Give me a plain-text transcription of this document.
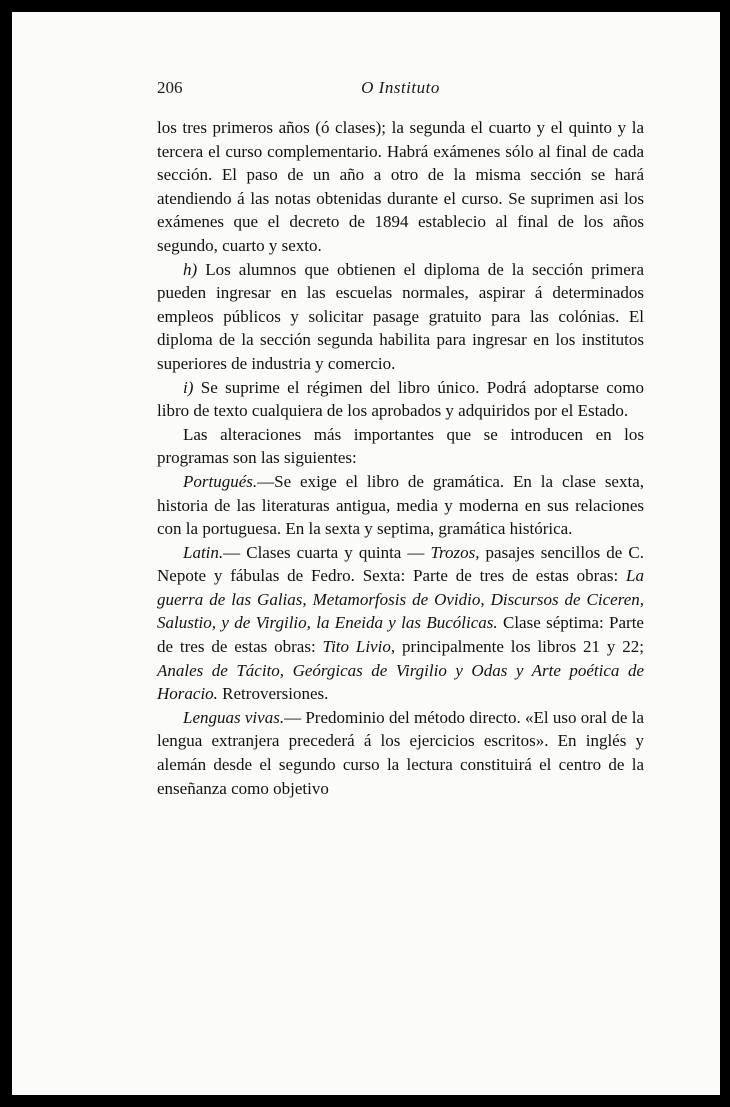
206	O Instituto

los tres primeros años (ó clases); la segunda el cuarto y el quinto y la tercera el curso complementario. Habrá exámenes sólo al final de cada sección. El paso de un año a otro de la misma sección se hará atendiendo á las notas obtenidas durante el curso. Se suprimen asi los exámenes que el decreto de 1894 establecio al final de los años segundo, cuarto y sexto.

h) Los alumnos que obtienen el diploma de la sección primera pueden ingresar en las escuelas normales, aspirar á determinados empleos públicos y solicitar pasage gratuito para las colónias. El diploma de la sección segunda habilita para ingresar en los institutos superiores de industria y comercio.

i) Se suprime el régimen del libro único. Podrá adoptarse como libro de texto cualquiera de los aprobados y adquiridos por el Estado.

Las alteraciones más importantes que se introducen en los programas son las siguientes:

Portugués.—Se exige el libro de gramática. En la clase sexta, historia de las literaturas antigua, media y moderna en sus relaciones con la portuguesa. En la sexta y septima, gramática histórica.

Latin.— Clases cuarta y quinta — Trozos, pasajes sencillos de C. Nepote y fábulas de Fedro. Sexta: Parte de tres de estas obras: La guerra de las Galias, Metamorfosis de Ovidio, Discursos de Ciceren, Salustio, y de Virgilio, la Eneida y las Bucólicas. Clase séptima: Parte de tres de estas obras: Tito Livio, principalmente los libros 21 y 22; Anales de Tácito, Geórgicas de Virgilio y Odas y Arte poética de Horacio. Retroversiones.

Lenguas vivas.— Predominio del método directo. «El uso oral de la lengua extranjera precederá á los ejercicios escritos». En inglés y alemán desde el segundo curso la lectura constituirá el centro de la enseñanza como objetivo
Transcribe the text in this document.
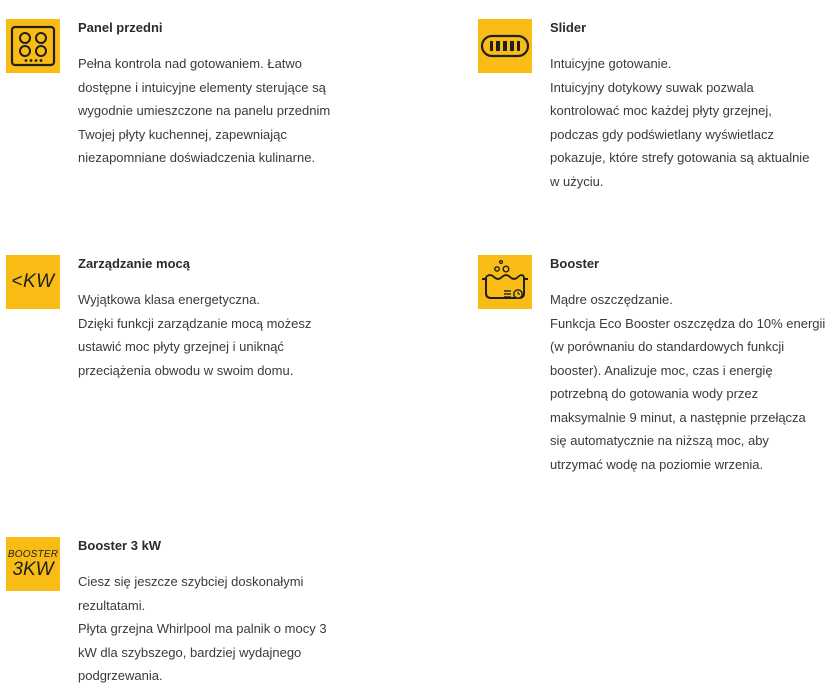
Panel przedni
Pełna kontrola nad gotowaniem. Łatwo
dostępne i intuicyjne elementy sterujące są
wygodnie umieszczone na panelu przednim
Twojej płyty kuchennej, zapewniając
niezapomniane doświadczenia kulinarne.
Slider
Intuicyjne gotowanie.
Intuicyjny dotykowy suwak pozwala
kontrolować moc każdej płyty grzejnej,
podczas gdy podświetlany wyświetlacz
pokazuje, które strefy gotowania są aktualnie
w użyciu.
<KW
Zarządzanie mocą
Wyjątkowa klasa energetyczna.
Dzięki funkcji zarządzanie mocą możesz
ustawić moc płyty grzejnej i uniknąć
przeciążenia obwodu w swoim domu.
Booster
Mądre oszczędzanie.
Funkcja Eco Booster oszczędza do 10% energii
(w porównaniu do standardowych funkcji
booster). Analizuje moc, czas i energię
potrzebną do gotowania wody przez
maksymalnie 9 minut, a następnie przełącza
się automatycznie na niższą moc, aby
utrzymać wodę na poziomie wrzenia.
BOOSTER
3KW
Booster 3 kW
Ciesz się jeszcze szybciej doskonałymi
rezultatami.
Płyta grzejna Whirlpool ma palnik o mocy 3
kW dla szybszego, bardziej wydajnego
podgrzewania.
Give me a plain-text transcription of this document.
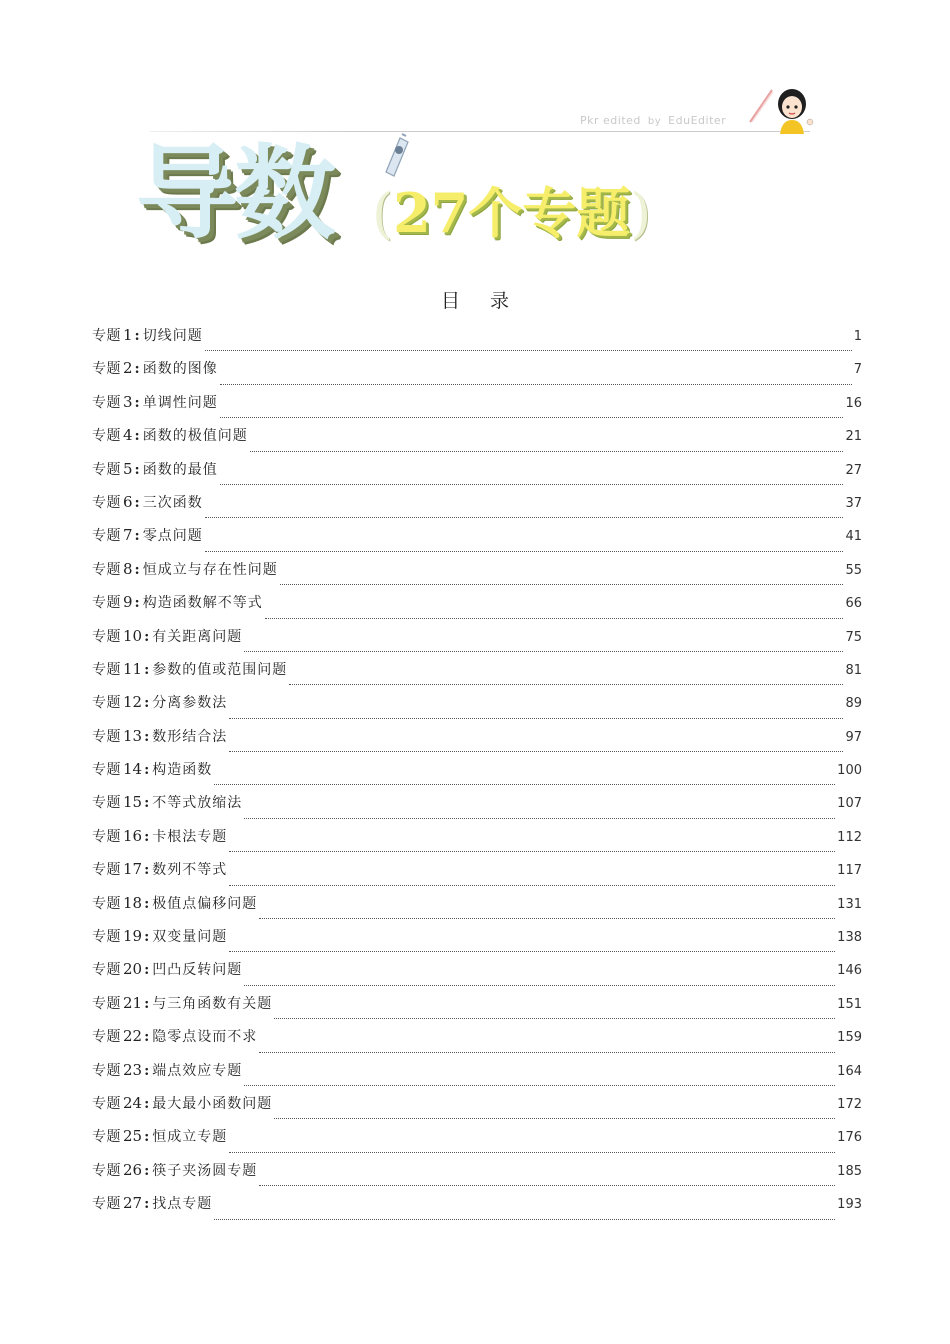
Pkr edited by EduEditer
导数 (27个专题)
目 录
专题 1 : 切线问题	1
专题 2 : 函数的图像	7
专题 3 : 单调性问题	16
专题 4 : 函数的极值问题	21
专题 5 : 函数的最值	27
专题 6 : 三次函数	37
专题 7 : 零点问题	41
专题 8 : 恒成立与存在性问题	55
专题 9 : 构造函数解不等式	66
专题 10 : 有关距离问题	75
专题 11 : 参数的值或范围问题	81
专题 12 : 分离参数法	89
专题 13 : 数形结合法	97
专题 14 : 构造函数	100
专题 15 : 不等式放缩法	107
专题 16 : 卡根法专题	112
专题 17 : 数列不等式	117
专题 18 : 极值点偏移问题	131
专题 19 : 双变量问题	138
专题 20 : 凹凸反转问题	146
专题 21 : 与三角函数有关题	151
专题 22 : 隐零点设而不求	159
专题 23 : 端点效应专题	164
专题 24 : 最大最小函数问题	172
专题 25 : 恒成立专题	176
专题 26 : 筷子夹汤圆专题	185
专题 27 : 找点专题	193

|---|

*SHORT TASK*. Write out all the entries again, word for word, and print no images.

*COMPLETE ANSWER*.
Give me a plain-text transcription of this document.
206	O Instituto

los tres primeros años (ó clases); la segunda el cuarto y el quinto y la tercera el curso complementario. Habrá exámenes sólo al final de cada sección. El paso de un año a otro de la misma sección se hará atendiendo á las notas obtenidas durante el curso. Se suprimen asi los exámenes que el decreto de 1894 establecio al final de los años segundo, cuarto y sexto.

h) Los alumnos que obtienen el diploma de la sección primera pueden ingresar en las escuelas normales, aspirar á determinados empleos públicos y solicitar pasage gratuito para las colónias. El diploma de la sección segunda habilita para ingresar en los institutos superiores de industria y comercio.

i) Se suprime el régimen del libro único. Podrá adoptarse como libro de texto cualquiera de los aprobados y adquiridos por el Estado.

Las alteraciones más importantes que se introducen en los programas son las siguientes:

Portugués.—Se exige el libro de gramática. En la clase sexta, historia de las literaturas antigua, media y moderna en sus relaciones con la portuguesa. En la sexta y septima, gramática histórica.

Latin.— Clases cuarta y quinta — Trozos, pasajes sencillos de C. Nepote y fábulas de Fedro. Sexta: Parte de tres de estas obras: La guerra de las Galias, Metamorfosis de Ovidio, Discursos de Ciceren, Salustio, y de Virgilio, la Eneida y las Bucólicas. Clase séptima: Parte de tres de estas obras: Tito Livio, principalmente los libros 21 y 22; Anales de Tácito, Geórgicas de Virgilio y Odas y Arte poética de Horacio. Retroversiones.

Lenguas vivas.— Predominio del método directo. «El uso oral de la lengua extranjera precederá á los ejercicios escritos». En inglés y alemán desde el segundo curso la lectura constituirá el centro de la enseñanza como objetivo
Transcribe the text in this document.
Panel przedni
Pełna kontrola nad gotowaniem. Łatwo
dostępne i intuicyjne elementy sterujące są
wygodnie umieszczone na panelu przednim
Twojej płyty kuchennej, zapewniając
niezapomniane doświadczenia kulinarne.
Slider
Intuicyjne gotowanie.
Intuicyjny dotykowy suwak pozwala
kontrolować moc każdej płyty grzejnej,
podczas gdy podświetlany wyświetlacz
pokazuje, które strefy gotowania są aktualnie
w użyciu.
<KW
Zarządzanie mocą
Wyjątkowa klasa energetyczna.
Dzięki funkcji zarządzanie mocą możesz
ustawić moc płyty grzejnej i uniknąć
przeciążenia obwodu w swoim domu.
Booster
Mądre oszczędzanie.
Funkcja Eco Booster oszczędza do 10% energii
(w porównaniu do standardowych funkcji
booster). Analizuje moc, czas i energię
potrzebną do gotowania wody przez
maksymalnie 9 minut, a następnie przełącza
się automatycznie na niższą moc, aby
utrzymać wodę na poziomie wrzenia.
BOOSTER
3KW
Booster 3 kW
Ciesz się jeszcze szybciej doskonałymi
rezultatami.
Płyta grzejna Whirlpool ma palnik o mocy 3
kW dla szybszego, bardziej wydajnego
podgrzewania.
Give me a plain-text transcription of this document.
Pkr edited by EduEditer
导数 (27个专题)
目 录
专题 1 : 切线问题	1
专题 2 : 函数的图像	7
专题 3 : 单调性问题	16
专题 4 : 函数的极值问题	21
专题 5 : 函数的最值	27
专题 6 : 三次函数	37
专题 7 : 零点问题	41
专题 8 : 恒成立与存在性问题	55
专题 9 : 构造函数解不等式	66
专题 10 : 有关距离问题	75
专题 11 : 参数的值或范围问题	81
专题 12 : 分离参数法	89
专题 13 : 数形结合法	97
专题 14 : 构造函数	100
专题 15 : 不等式放缩法	107
专题 16 : 卡根法专题	112
专题 17 : 数列不等式	117
专题 18 : 极值点偏移问题	131
专题 19 : 双变量问题	138
专题 20 : 凹凸反转问题	146
专题 21 : 与三角函数有关题	151
专题 22 : 隐零点设而不求	159
专题 23 : 端点效应专题	164
专题 24 : 最大最小函数问题	172
专题 25 : 恒成立专题	176
专题 26 : 筷子夹汤圆专题	185
专题 27 : 找点专题	193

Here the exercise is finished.